**What you will do:** Locate every line in the records below that contains the word "screenshot", and copy each one.

**Collected data entries:**
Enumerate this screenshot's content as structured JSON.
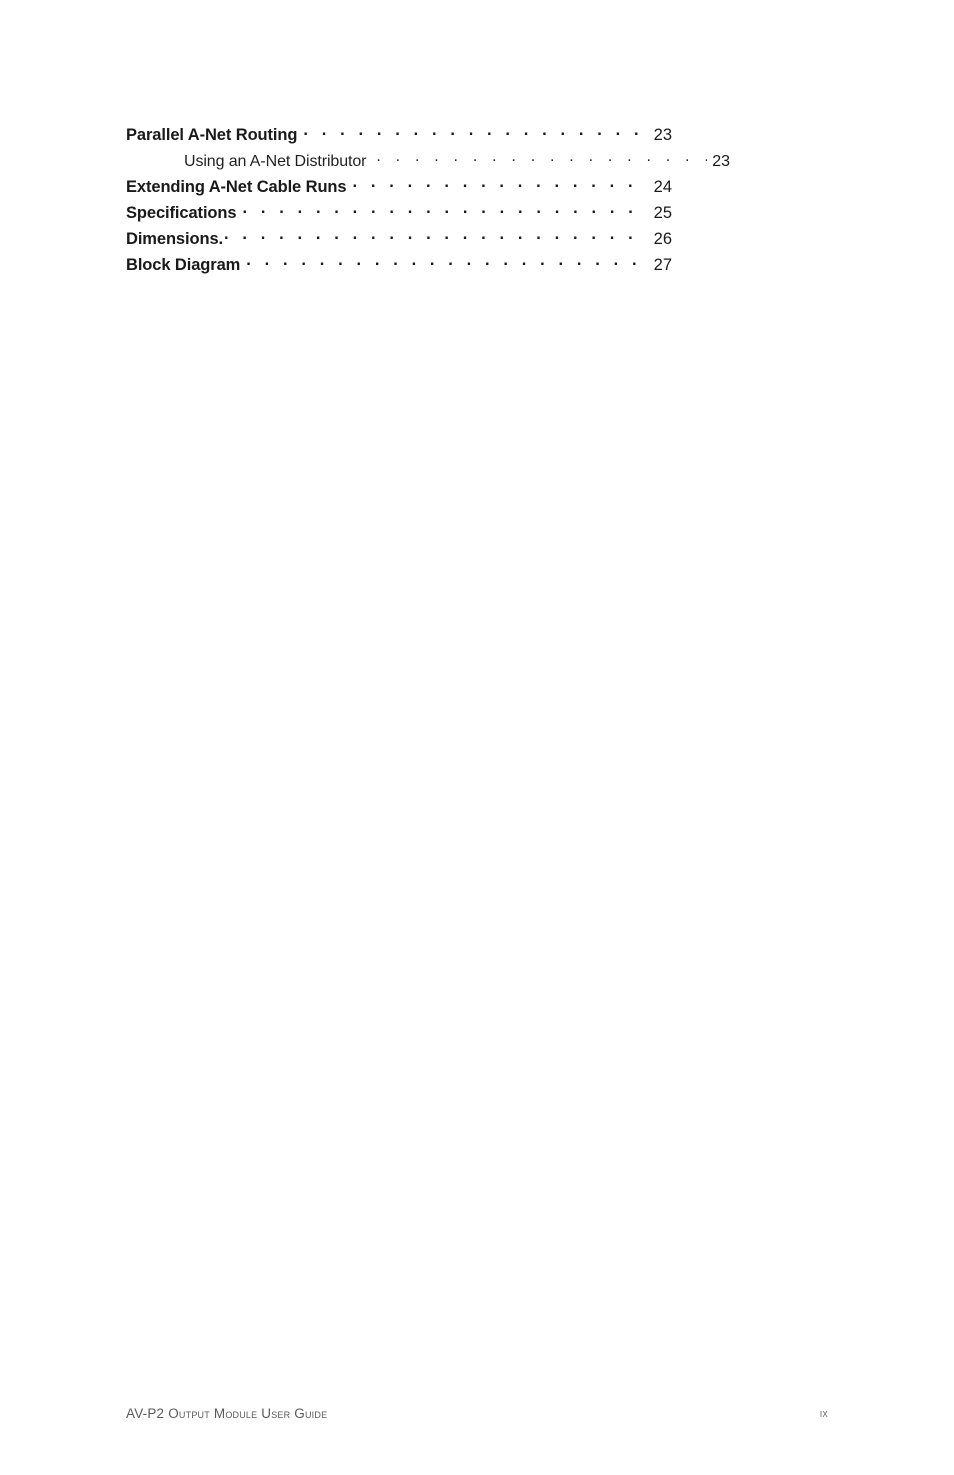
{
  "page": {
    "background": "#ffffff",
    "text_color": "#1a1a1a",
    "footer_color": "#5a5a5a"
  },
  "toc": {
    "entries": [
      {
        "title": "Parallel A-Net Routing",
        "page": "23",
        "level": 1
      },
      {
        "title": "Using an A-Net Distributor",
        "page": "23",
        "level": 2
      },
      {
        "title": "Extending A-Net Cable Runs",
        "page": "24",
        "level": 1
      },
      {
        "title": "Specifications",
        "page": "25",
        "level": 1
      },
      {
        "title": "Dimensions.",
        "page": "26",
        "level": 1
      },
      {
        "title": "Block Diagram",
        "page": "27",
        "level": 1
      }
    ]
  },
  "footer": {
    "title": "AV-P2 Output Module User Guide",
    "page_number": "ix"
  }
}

==

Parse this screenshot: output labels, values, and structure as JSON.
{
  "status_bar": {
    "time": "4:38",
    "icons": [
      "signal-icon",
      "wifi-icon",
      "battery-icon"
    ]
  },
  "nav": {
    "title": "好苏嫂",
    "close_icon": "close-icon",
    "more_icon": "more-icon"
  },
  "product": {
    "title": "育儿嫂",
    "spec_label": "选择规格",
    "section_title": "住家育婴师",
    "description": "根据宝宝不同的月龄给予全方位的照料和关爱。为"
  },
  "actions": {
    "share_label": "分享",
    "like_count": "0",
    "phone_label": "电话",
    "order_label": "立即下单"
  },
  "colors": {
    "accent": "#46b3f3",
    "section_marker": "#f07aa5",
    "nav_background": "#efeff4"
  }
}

---

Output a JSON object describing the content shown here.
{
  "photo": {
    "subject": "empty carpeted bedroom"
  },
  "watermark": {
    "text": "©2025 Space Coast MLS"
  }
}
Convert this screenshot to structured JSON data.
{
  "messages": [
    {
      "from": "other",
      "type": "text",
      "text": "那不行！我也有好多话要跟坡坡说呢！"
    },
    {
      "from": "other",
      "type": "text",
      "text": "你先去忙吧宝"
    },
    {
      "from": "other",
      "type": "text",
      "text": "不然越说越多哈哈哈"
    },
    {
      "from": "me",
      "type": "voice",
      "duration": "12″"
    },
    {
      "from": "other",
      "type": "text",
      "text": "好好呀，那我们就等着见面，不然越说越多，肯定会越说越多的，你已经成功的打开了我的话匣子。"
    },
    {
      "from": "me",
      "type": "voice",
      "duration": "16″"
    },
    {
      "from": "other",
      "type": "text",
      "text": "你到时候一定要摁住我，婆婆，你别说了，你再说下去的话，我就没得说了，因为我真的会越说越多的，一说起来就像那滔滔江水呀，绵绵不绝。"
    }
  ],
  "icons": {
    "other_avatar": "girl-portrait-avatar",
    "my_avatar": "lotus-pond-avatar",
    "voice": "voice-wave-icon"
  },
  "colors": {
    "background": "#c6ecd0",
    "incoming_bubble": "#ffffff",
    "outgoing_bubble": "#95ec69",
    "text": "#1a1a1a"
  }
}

**Reply to the exercise:**
Enumerate this screenshot's content as structured JSON.
Parse this screenshot: output labels, values, and structure as JSON.
Convert this screenshot to structured JSON data.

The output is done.